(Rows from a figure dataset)

[BEGIN]

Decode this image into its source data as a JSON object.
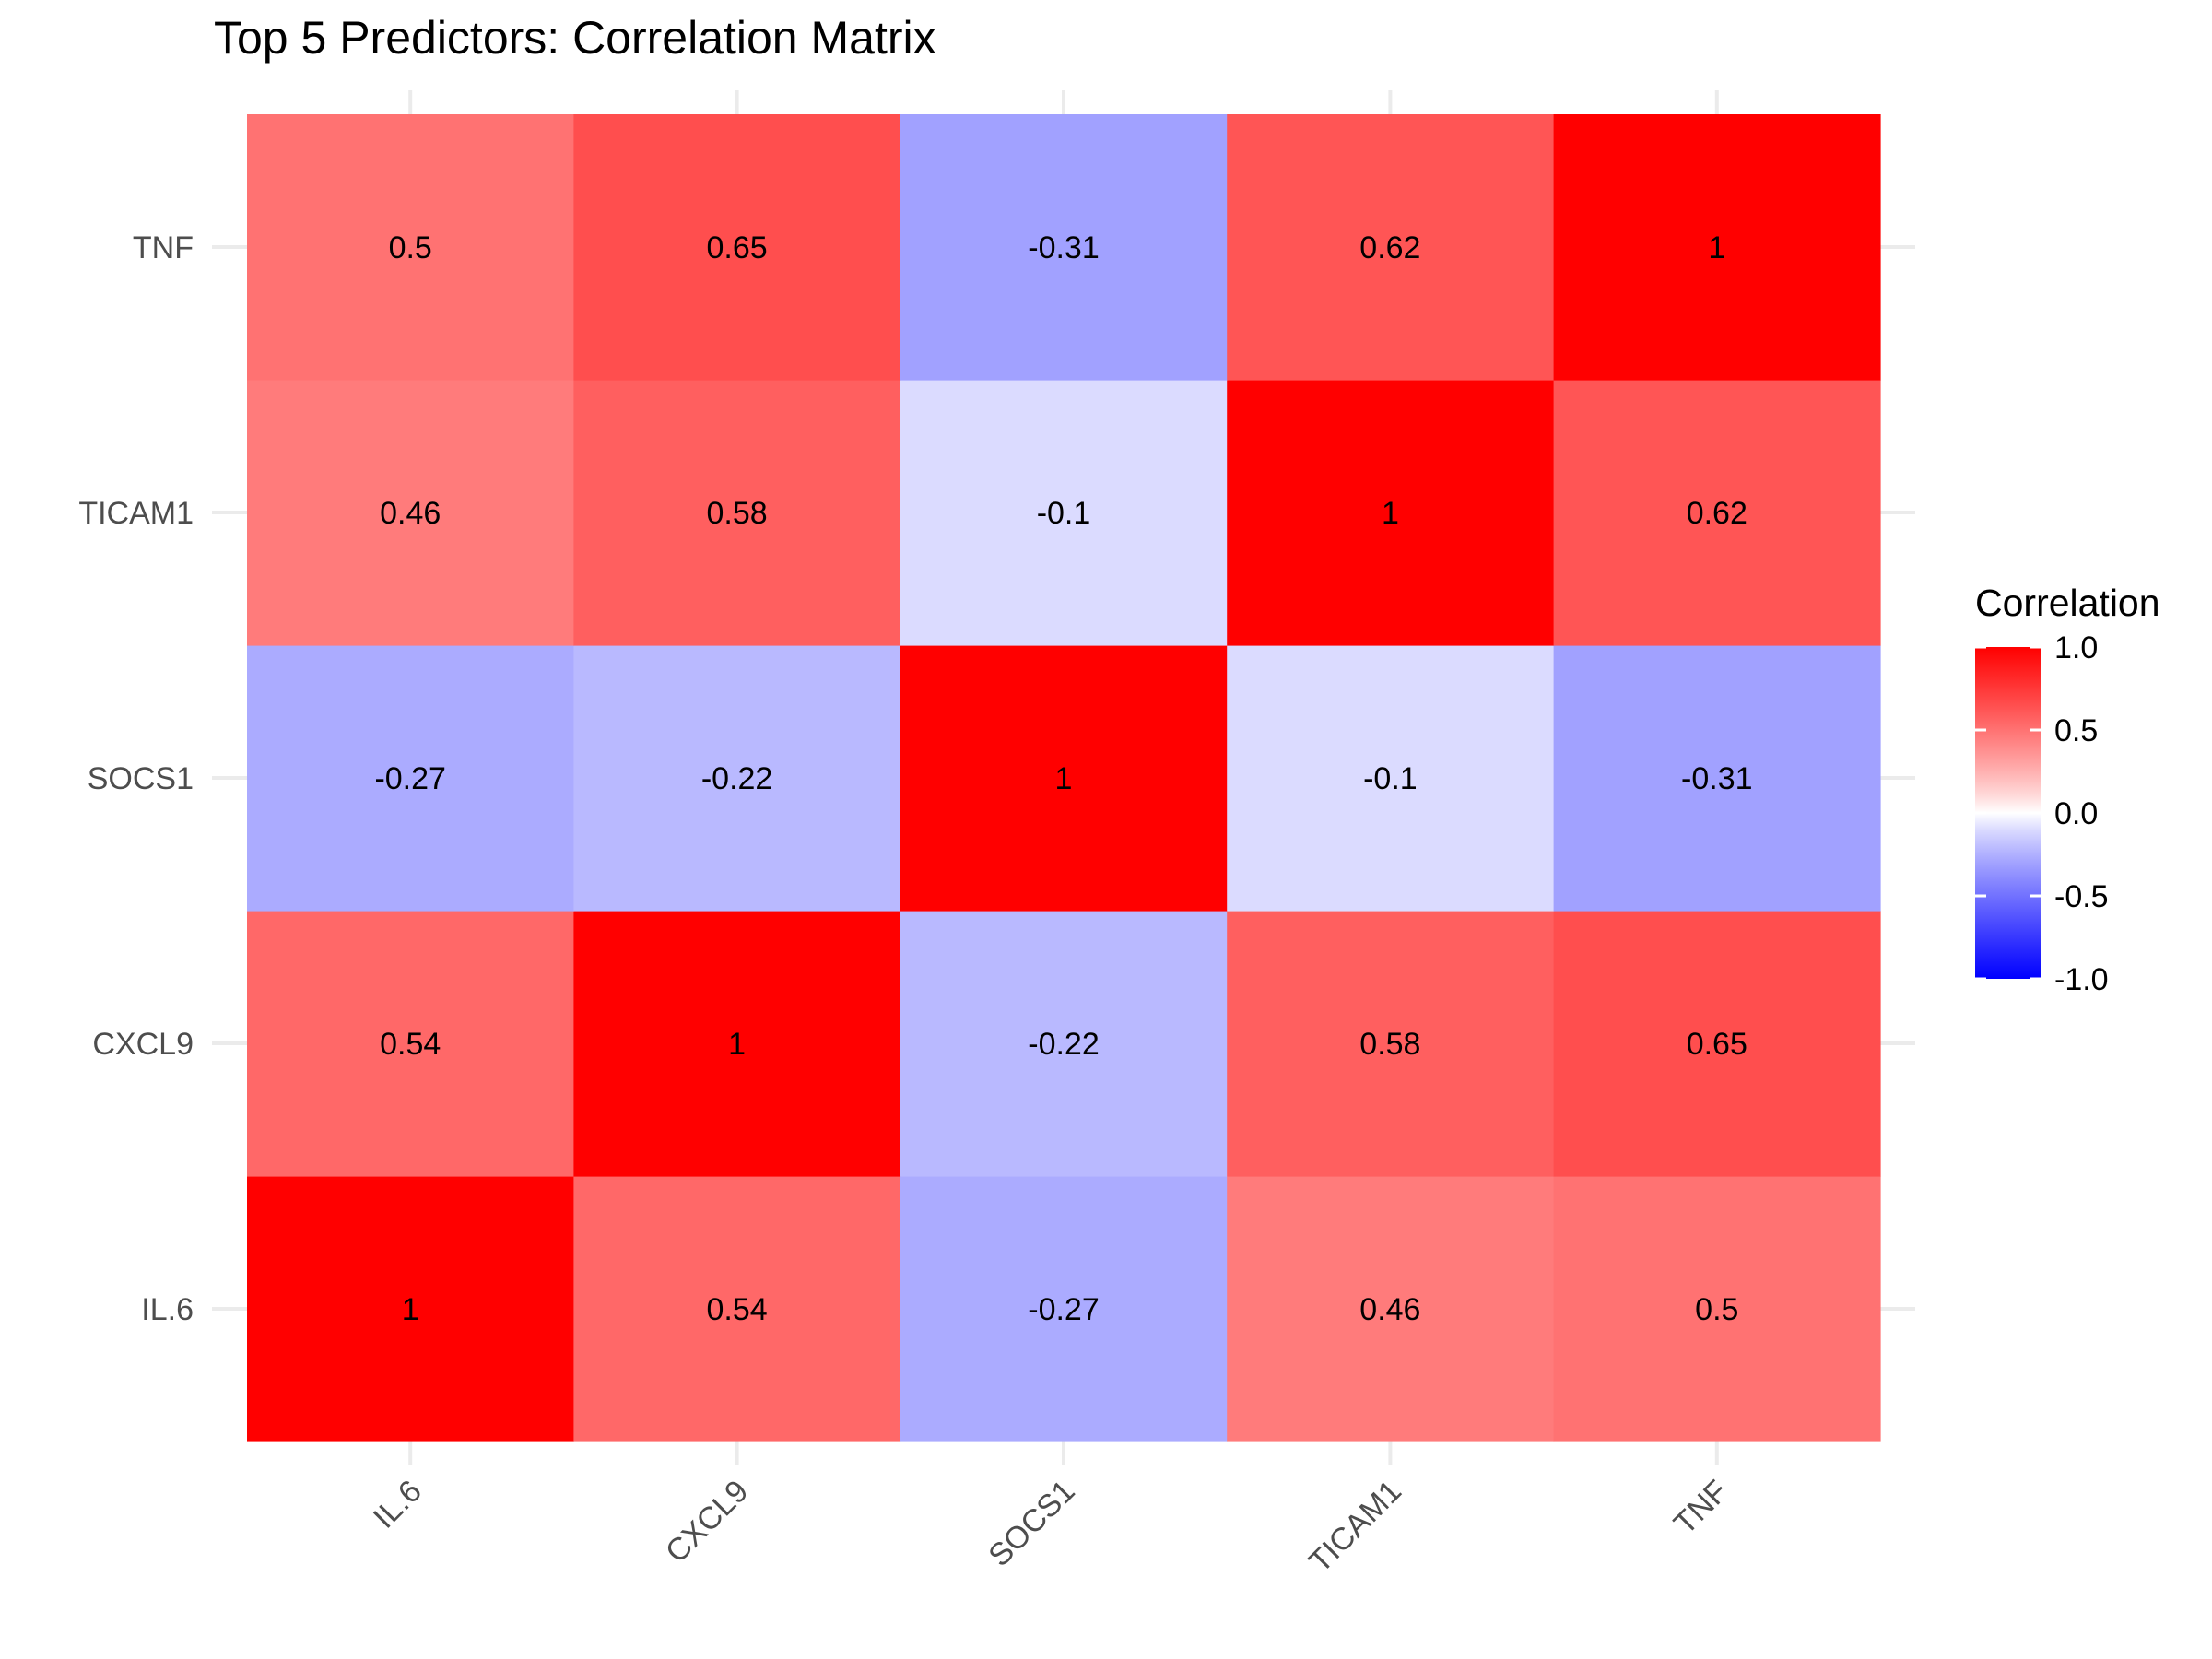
{
  "chart_data": {
    "type": "heatmap",
    "title": "Top 5 Predictors: Correlation Matrix",
    "xlabel": "",
    "ylabel": "",
    "x_categories": [
      "IL.6",
      "CXCL9",
      "SOCS1",
      "TICAM1",
      "TNF"
    ],
    "y_categories": [
      "IL.6",
      "CXCL9",
      "SOCS1",
      "TICAM1",
      "TNF"
    ],
    "values": [
      [
        1,
        0.54,
        -0.27,
        0.46,
        0.5
      ],
      [
        0.54,
        1,
        -0.22,
        0.58,
        0.65
      ],
      [
        -0.27,
        -0.22,
        1,
        -0.1,
        -0.31
      ],
      [
        0.46,
        0.58,
        -0.1,
        1,
        0.62
      ],
      [
        0.5,
        0.65,
        -0.31,
        0.62,
        1
      ]
    ],
    "value_labels": [
      [
        "1",
        "0.54",
        "-0.27",
        "0.46",
        "0.5"
      ],
      [
        "0.54",
        "1",
        "-0.22",
        "0.58",
        "0.65"
      ],
      [
        "-0.27",
        "-0.22",
        "1",
        "-0.1",
        "-0.31"
      ],
      [
        "0.46",
        "0.58",
        "-0.1",
        "1",
        "0.62"
      ],
      [
        "0.5",
        "0.65",
        "-0.31",
        "0.62",
        "1"
      ]
    ],
    "color_scale": {
      "low": "#0000ff",
      "mid": "#ffffff",
      "high": "#ff0000",
      "limits": [
        -1,
        1
      ],
      "midpoint": 0
    },
    "legend": {
      "title": "Correlation",
      "position": "right",
      "ticks": [
        1.0,
        0.5,
        0.0,
        -0.5,
        -1.0
      ],
      "tick_labels": [
        "1.0",
        "0.5",
        "0.0",
        "-0.5",
        "-1.0"
      ]
    },
    "x_tick_rotation_deg": 45,
    "grid": true
  }
}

[END]

▶ **EXERCISE PROMPT**: All entries are to be retyped exactly. Omit any embedded images.

▶ **THE COMPLETED TASK**:
Decode this image into its source data as a JSON object.
{
  "chart_data": {
    "type": "heatmap",
    "title": "Top 5 Predictors: Correlation Matrix",
    "xlabel": "",
    "ylabel": "",
    "x_categories": [
      "IL.6",
      "CXCL9",
      "SOCS1",
      "TICAM1",
      "TNF"
    ],
    "y_categories": [
      "IL.6",
      "CXCL9",
      "SOCS1",
      "TICAM1",
      "TNF"
    ],
    "values": [
      [
        1,
        0.54,
        -0.27,
        0.46,
        0.5
      ],
      [
        0.54,
        1,
        -0.22,
        0.58,
        0.65
      ],
      [
        -0.27,
        -0.22,
        1,
        -0.1,
        -0.31
      ],
      [
        0.46,
        0.58,
        -0.1,
        1,
        0.62
      ],
      [
        0.5,
        0.65,
        -0.31,
        0.62,
        1
      ]
    ],
    "value_labels": [
      [
        "1",
        "0.54",
        "-0.27",
        "0.46",
        "0.5"
      ],
      [
        "0.54",
        "1",
        "-0.22",
        "0.58",
        "0.65"
      ],
      [
        "-0.27",
        "-0.22",
        "1",
        "-0.1",
        "-0.31"
      ],
      [
        "0.46",
        "0.58",
        "-0.1",
        "1",
        "0.62"
      ],
      [
        "0.5",
        "0.65",
        "-0.31",
        "0.62",
        "1"
      ]
    ],
    "color_scale": {
      "low": "#0000ff",
      "mid": "#ffffff",
      "high": "#ff0000",
      "limits": [
        -1,
        1
      ],
      "midpoint": 0
    },
    "legend": {
      "title": "Correlation",
      "position": "right",
      "ticks": [
        1.0,
        0.5,
        0.0,
        -0.5,
        -1.0
      ],
      "tick_labels": [
        "1.0",
        "0.5",
        "0.0",
        "-0.5",
        "-1.0"
      ]
    },
    "x_tick_rotation_deg": 45,
    "grid": true
  }
}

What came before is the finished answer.